-------- RECORDS SHOWN

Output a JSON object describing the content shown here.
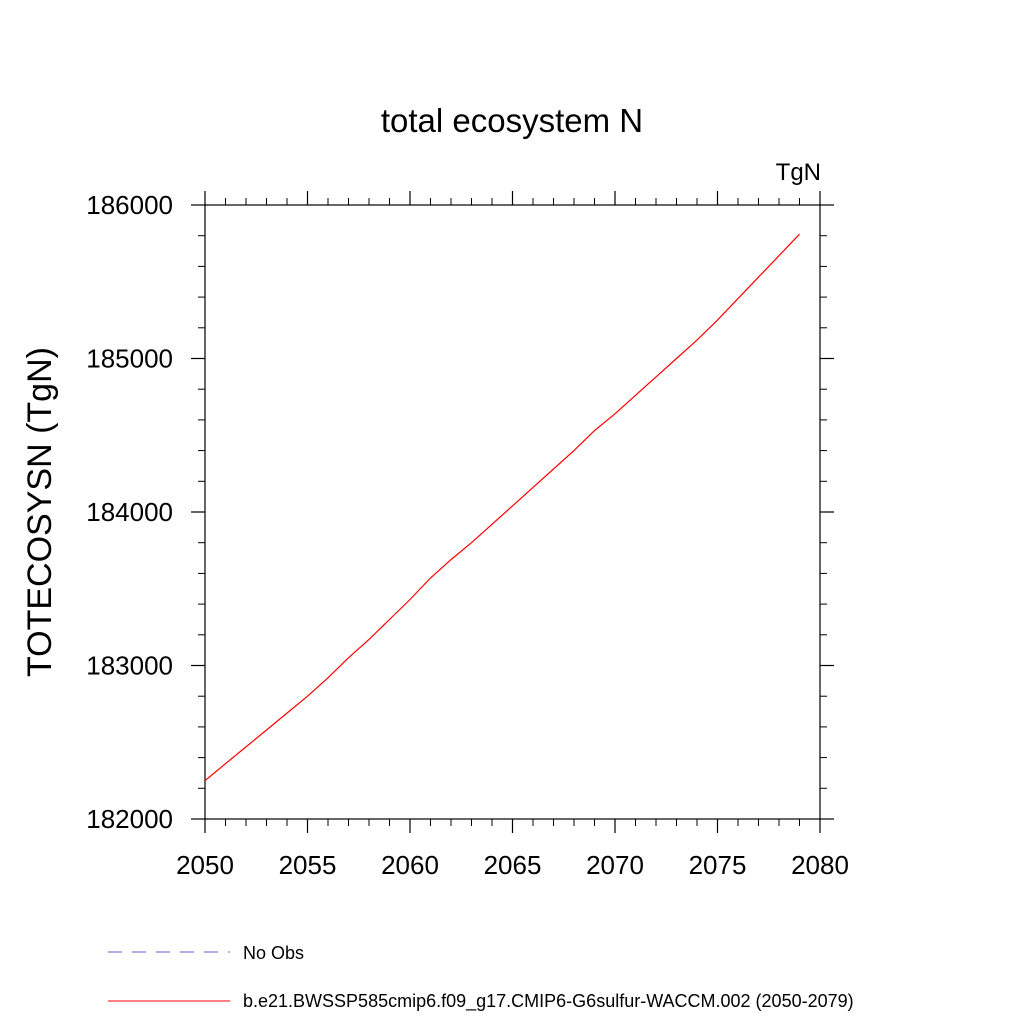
{
  "chart_data": {
    "type": "line",
    "title": "total ecosystem N",
    "units_label": "TgN",
    "ylabel": "TOTECOSYSN  (TgN)",
    "xlabel": "",
    "xlim": [
      2050,
      2080
    ],
    "ylim": [
      182000,
      186000
    ],
    "x_ticks": [
      2050,
      2055,
      2060,
      2065,
      2070,
      2075,
      2080
    ],
    "y_ticks": [
      182000,
      183000,
      184000,
      185000,
      186000
    ],
    "series": [
      {
        "name": "b.e21.BWSSP585cmip6.f09_g17.CMIP6-G6sulfur-WACCM.002 (2050-2079)",
        "color": "#ff0000",
        "x": [
          2050,
          2051,
          2052,
          2053,
          2054,
          2055,
          2056,
          2057,
          2058,
          2059,
          2060,
          2061,
          2062,
          2063,
          2064,
          2065,
          2066,
          2067,
          2068,
          2069,
          2070,
          2071,
          2072,
          2073,
          2074,
          2075,
          2076,
          2077,
          2078,
          2079
        ],
        "y": [
          182250,
          182360,
          182470,
          182580,
          182690,
          182800,
          182920,
          183050,
          183170,
          183300,
          183430,
          183570,
          183690,
          183800,
          183920,
          184040,
          184160,
          184280,
          184400,
          184530,
          184640,
          184760,
          184880,
          185000,
          185120,
          185250,
          185390,
          185530,
          185670,
          185810
        ]
      }
    ],
    "legend": {
      "placement": "bottom",
      "entries": [
        {
          "label": "No Obs",
          "color": "#6a5acd",
          "style": "dashed"
        },
        {
          "label": "b.e21.BWSSP585cmip6.f09_g17.CMIP6-G6sulfur-WACCM.002 (2050-2079)",
          "color": "#ff0000",
          "style": "solid"
        }
      ]
    }
  }
}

----------------

**REQUIRED WORK:** Write the entries above out in full, exactly, with no images.

**SOLUTION:**
Output a JSON object describing the content shown here.
{
  "chart_data": {
    "type": "line",
    "title": "total ecosystem N",
    "units_label": "TgN",
    "ylabel": "TOTECOSYSN  (TgN)",
    "xlabel": "",
    "xlim": [
      2050,
      2080
    ],
    "ylim": [
      182000,
      186000
    ],
    "x_ticks": [
      2050,
      2055,
      2060,
      2065,
      2070,
      2075,
      2080
    ],
    "y_ticks": [
      182000,
      183000,
      184000,
      185000,
      186000
    ],
    "series": [
      {
        "name": "b.e21.BWSSP585cmip6.f09_g17.CMIP6-G6sulfur-WACCM.002 (2050-2079)",
        "color": "#ff0000",
        "x": [
          2050,
          2051,
          2052,
          2053,
          2054,
          2055,
          2056,
          2057,
          2058,
          2059,
          2060,
          2061,
          2062,
          2063,
          2064,
          2065,
          2066,
          2067,
          2068,
          2069,
          2070,
          2071,
          2072,
          2073,
          2074,
          2075,
          2076,
          2077,
          2078,
          2079
        ],
        "y": [
          182250,
          182360,
          182470,
          182580,
          182690,
          182800,
          182920,
          183050,
          183170,
          183300,
          183430,
          183570,
          183690,
          183800,
          183920,
          184040,
          184160,
          184280,
          184400,
          184530,
          184640,
          184760,
          184880,
          185000,
          185120,
          185250,
          185390,
          185530,
          185670,
          185810
        ]
      }
    ],
    "legend": {
      "placement": "bottom",
      "entries": [
        {
          "label": "No Obs",
          "color": "#6a5acd",
          "style": "dashed"
        },
        {
          "label": "b.e21.BWSSP585cmip6.f09_g17.CMIP6-G6sulfur-WACCM.002 (2050-2079)",
          "color": "#ff0000",
          "style": "solid"
        }
      ]
    }
  }
}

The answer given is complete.